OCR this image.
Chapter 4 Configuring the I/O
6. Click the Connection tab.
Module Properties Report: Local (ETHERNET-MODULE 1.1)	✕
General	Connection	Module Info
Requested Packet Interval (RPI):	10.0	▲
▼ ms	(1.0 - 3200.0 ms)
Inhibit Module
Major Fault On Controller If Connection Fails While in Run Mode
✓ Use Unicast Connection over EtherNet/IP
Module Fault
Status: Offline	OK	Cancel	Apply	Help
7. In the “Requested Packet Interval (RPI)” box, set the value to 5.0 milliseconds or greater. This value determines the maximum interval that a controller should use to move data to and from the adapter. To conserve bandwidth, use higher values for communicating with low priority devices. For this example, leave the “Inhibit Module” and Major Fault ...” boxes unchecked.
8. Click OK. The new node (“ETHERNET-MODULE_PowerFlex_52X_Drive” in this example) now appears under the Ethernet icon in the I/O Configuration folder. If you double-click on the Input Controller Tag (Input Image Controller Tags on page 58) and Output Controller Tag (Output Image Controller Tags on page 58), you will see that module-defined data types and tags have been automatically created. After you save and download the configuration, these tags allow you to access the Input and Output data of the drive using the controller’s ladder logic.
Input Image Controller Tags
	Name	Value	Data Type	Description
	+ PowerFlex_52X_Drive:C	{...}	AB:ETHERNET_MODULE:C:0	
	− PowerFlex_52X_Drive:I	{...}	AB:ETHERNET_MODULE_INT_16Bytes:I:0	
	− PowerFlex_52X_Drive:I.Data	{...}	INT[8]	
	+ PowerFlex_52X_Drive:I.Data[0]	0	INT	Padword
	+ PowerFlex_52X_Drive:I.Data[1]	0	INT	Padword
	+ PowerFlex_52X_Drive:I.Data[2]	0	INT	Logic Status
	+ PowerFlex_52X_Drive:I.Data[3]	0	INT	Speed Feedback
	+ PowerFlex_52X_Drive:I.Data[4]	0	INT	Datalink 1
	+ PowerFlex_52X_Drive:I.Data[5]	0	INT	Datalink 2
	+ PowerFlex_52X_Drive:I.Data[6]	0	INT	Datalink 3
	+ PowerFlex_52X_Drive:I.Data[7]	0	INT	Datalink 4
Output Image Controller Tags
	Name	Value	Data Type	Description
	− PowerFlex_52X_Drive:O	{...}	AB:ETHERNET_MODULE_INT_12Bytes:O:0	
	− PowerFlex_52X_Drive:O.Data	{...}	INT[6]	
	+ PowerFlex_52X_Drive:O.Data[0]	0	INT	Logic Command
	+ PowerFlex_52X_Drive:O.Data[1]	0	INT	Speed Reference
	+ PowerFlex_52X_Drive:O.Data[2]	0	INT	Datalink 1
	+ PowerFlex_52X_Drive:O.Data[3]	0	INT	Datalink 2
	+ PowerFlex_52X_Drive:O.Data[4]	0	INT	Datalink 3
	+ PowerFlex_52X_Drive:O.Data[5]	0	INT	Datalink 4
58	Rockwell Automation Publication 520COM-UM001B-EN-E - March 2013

_____

Return each line where "Packet" shows up.

> _Reply to the task_:
Requested Packet Interval (RPI):	10.0	▲
7. In the “Requested Packet Interval (RPI)” box, set the value to 5.0 milliseconds or greater. This value determines the maximum interval that a controller should use to move data to and from the adapter. To conserve bandwidth, use higher values for communicating with low priority devices. For this example, leave the “Inhibit Module” and Major Fault ...” boxes unchecked.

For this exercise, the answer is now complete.